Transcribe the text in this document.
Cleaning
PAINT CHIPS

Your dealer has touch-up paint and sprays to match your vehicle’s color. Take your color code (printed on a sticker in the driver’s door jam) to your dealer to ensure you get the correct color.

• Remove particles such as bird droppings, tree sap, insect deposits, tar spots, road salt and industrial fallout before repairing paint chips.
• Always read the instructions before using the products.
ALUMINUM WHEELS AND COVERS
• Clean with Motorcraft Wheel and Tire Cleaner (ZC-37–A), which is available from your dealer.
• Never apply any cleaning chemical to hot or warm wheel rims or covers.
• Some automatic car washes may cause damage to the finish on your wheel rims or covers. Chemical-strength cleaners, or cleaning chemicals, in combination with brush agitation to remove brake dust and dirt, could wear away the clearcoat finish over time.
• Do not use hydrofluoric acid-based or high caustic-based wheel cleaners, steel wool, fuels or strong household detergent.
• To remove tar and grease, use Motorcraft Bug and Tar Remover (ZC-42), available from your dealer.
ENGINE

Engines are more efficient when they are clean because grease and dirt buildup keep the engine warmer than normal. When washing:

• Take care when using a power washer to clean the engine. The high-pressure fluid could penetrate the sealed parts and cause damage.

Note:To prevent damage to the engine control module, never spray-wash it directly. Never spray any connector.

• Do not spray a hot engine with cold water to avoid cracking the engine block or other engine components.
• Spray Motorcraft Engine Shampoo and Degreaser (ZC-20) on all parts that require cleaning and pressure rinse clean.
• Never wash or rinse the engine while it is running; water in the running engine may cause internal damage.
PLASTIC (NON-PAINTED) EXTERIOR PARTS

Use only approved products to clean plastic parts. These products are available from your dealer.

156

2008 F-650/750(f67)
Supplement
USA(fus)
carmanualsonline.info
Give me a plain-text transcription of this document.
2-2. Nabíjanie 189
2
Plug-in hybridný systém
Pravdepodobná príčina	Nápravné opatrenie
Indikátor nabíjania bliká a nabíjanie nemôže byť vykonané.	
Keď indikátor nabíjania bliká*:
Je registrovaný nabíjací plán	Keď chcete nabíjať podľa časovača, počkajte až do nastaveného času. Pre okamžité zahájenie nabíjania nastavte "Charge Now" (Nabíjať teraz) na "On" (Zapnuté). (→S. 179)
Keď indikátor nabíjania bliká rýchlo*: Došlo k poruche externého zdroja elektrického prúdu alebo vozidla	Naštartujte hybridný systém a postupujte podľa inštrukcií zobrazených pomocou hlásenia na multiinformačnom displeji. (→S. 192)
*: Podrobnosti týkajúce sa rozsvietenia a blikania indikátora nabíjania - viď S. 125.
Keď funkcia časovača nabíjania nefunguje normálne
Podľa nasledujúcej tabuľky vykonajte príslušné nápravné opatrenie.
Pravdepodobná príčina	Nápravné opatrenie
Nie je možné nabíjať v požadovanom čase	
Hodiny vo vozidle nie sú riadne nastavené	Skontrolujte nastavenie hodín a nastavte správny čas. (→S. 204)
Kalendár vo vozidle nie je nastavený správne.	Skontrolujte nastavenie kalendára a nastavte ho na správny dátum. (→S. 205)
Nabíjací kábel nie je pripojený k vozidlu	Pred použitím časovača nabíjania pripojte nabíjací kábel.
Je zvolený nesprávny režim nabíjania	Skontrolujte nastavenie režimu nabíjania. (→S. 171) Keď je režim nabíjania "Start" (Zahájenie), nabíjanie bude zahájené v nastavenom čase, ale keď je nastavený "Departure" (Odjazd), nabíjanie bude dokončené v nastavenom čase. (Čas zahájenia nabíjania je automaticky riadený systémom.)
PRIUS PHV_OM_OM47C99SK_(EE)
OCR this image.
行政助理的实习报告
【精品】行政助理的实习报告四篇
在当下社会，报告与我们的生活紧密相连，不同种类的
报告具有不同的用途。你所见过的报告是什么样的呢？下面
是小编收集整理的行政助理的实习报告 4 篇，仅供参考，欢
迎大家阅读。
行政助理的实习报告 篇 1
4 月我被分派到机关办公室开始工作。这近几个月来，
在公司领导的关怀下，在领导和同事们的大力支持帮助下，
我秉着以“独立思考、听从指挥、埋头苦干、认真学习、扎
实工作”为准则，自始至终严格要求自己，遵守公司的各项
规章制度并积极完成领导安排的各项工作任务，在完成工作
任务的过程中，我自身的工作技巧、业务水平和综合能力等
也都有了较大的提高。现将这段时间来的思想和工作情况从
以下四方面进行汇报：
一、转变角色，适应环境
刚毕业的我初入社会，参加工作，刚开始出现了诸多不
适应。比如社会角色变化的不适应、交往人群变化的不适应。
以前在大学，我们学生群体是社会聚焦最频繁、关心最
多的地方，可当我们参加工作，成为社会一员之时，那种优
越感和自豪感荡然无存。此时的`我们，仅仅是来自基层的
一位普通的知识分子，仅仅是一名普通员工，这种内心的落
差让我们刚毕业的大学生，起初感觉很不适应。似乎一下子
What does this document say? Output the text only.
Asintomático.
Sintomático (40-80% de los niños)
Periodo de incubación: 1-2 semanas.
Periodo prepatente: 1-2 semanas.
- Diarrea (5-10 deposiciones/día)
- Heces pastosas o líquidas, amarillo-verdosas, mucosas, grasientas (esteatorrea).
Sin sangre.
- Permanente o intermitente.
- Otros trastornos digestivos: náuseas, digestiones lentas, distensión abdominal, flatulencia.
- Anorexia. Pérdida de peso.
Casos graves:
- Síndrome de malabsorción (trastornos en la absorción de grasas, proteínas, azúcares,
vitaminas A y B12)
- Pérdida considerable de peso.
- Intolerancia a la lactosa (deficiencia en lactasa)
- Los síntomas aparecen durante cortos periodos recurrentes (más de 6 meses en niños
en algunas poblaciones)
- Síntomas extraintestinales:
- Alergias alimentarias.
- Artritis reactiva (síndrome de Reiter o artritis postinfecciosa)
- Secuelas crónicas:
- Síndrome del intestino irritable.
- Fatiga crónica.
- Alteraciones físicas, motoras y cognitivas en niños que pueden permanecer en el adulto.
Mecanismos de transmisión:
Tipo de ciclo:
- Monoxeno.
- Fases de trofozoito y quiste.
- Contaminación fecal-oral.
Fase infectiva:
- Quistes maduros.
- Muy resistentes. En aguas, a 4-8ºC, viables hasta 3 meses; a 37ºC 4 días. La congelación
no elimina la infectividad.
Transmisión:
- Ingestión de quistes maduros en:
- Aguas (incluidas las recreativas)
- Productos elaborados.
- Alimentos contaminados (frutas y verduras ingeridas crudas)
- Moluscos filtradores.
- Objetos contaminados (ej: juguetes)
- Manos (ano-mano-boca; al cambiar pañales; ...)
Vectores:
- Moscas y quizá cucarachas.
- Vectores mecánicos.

▶ _Aim_
Reproduce every line of the material above exactly.

▶ _Response_
Transcribe the text in this document.
Cleaning
PAINT CHIPS

Your dealer has touch-up paint and sprays to match your vehicle’s color. Take your color code (printed on a sticker in the driver’s door jam) to your dealer to ensure you get the correct color.

• Remove particles such as bird droppings, tree sap, insect deposits, tar spots, road salt and industrial fallout before repairing paint chips.
• Always read the instructions before using the products.
ALUMINUM WHEELS AND COVERS
• Clean with Motorcraft Wheel and Tire Cleaner (ZC-37–A), which is available from your dealer.
• Never apply any cleaning chemical to hot or warm wheel rims or covers.
• Some automatic car washes may cause damage to the finish on your wheel rims or covers. Chemical-strength cleaners, or cleaning chemicals, in combination with brush agitation to remove brake dust and dirt, could wear away the clearcoat finish over time.
• Do not use hydrofluoric acid-based or high caustic-based wheel cleaners, steel wool, fuels or strong household detergent.
• To remove tar and grease, use Motorcraft Bug and Tar Remover (ZC-42), available from your dealer.
ENGINE

Engines are more efficient when they are clean because grease and dirt buildup keep the engine warmer than normal. When washing:

• Take care when using a power washer to clean the engine. The high-pressure fluid could penetrate the sealed parts and cause damage.

Note:To prevent damage to the engine control module, never spray-wash it directly. Never spray any connector.

• Do not spray a hot engine with cold water to avoid cracking the engine block or other engine components.
• Spray Motorcraft Engine Shampoo and Degreaser (ZC-20) on all parts that require cleaning and pressure rinse clean.
• Never wash or rinse the engine while it is running; water in the running engine may cause internal damage.
PLASTIC (NON-PAINTED) EXTERIOR PARTS

Use only approved products to clean plastic parts. These products are available from your dealer.

156

2008 F-650/750(f67)
Supplement
USA(fus)
carmanualsonline.info
Give me a plain-text transcription of this document.
2-2. Nabíjanie 189
2
Plug-in hybridný systém
Pravdepodobná príčina	Nápravné opatrenie
Indikátor nabíjania bliká a nabíjanie nemôže byť vykonané.	
Keď indikátor nabíjania bliká*:
Je registrovaný nabíjací plán	Keď chcete nabíjať podľa časovača, počkajte až do nastaveného času. Pre okamžité zahájenie nabíjania nastavte "Charge Now" (Nabíjať teraz) na "On" (Zapnuté). (→S. 179)
Keď indikátor nabíjania bliká rýchlo*: Došlo k poruche externého zdroja elektrického prúdu alebo vozidla	Naštartujte hybridný systém a postupujte podľa inštrukcií zobrazených pomocou hlásenia na multiinformačnom displeji. (→S. 192)
*: Podrobnosti týkajúce sa rozsvietenia a blikania indikátora nabíjania - viď S. 125.
Keď funkcia časovača nabíjania nefunguje normálne
Podľa nasledujúcej tabuľky vykonajte príslušné nápravné opatrenie.
Pravdepodobná príčina	Nápravné opatrenie
Nie je možné nabíjať v požadovanom čase	
Hodiny vo vozidle nie sú riadne nastavené	Skontrolujte nastavenie hodín a nastavte správny čas. (→S. 204)
Kalendár vo vozidle nie je nastavený správne.	Skontrolujte nastavenie kalendára a nastavte ho na správny dátum. (→S. 205)
Nabíjací kábel nie je pripojený k vozidlu	Pred použitím časovača nabíjania pripojte nabíjací kábel.
Je zvolený nesprávny režim nabíjania	Skontrolujte nastavenie režimu nabíjania. (→S. 171) Keď je režim nabíjania "Start" (Zahájenie), nabíjanie bude zahájené v nastavenom čase, ale keď je nastavený "Departure" (Odjazd), nabíjanie bude dokončené v nastavenom čase. (Čas zahájenia nabíjania je automaticky riadený systémom.)
PRIUS PHV_OM_OM47C99SK_(EE)
OCR this image.
行政助理的实习报告
【精品】行政助理的实习报告四篇
在当下社会，报告与我们的生活紧密相连，不同种类的
报告具有不同的用途。你所见过的报告是什么样的呢？下面
是小编收集整理的行政助理的实习报告 4 篇，仅供参考，欢
迎大家阅读。
行政助理的实习报告 篇 1
4 月我被分派到机关办公室开始工作。这近几个月来，
在公司领导的关怀下，在领导和同事们的大力支持帮助下，
我秉着以“独立思考、听从指挥、埋头苦干、认真学习、扎
实工作”为准则，自始至终严格要求自己，遵守公司的各项
规章制度并积极完成领导安排的各项工作任务，在完成工作
任务的过程中，我自身的工作技巧、业务水平和综合能力等
也都有了较大的提高。现将这段时间来的思想和工作情况从
以下四方面进行汇报：
一、转变角色，适应环境
刚毕业的我初入社会，参加工作，刚开始出现了诸多不
适应。比如社会角色变化的不适应、交往人群变化的不适应。
以前在大学，我们学生群体是社会聚焦最频繁、关心最
多的地方，可当我们参加工作，成为社会一员之时，那种优
越感和自豪感荡然无存。此时的`我们，仅仅是来自基层的
一位普通的知识分子，仅仅是一名普通员工，这种内心的落
差让我们刚毕业的大学生，起初感觉很不适应。似乎一下子
What does this document say? Output the text only.
Asintomático.
Sintomático (40-80% de los niños)
Periodo de incubación: 1-2 semanas.
Periodo prepatente: 1-2 semanas.
- Diarrea (5-10 deposiciones/día)
- Heces pastosas o líquidas, amarillo-verdosas, mucosas, grasientas (esteatorrea).
Sin sangre.
- Permanente o intermitente.
- Otros trastornos digestivos: náuseas, digestiones lentas, distensión abdominal, flatulencia.
- Anorexia. Pérdida de peso.
Casos graves:
- Síndrome de malabsorción (trastornos en la absorción de grasas, proteínas, azúcares,
vitaminas A y B12)
- Pérdida considerable de peso.
- Intolerancia a la lactosa (deficiencia en lactasa)
- Los síntomas aparecen durante cortos periodos recurrentes (más de 6 meses en niños
en algunas poblaciones)
- Síntomas extraintestinales:
- Alergias alimentarias.
- Artritis reactiva (síndrome de Reiter o artritis postinfecciosa)
- Secuelas crónicas:
- Síndrome del intestino irritable.
- Fatiga crónica.
- Alteraciones físicas, motoras y cognitivas en niños que pueden permanecer en el adulto.
Mecanismos de transmisión:
Tipo de ciclo:
- Monoxeno.
- Fases de trofozoito y quiste.
- Contaminación fecal-oral.
Fase infectiva:
- Quistes maduros.
- Muy resistentes. En aguas, a 4-8ºC, viables hasta 3 meses; a 37ºC 4 días. La congelación
no elimina la infectividad.
Transmisión:
- Ingestión de quistes maduros en:
- Aguas (incluidas las recreativas)
- Productos elaborados.
- Alimentos contaminados (frutas y verduras ingeridas crudas)
- Moluscos filtradores.
- Objetos contaminados (ej: juguetes)
- Manos (ano-mano-boca; al cambiar pañales; ...)
Vectores:
- Moscas y quizá cucarachas.
- Vectores mecánicos.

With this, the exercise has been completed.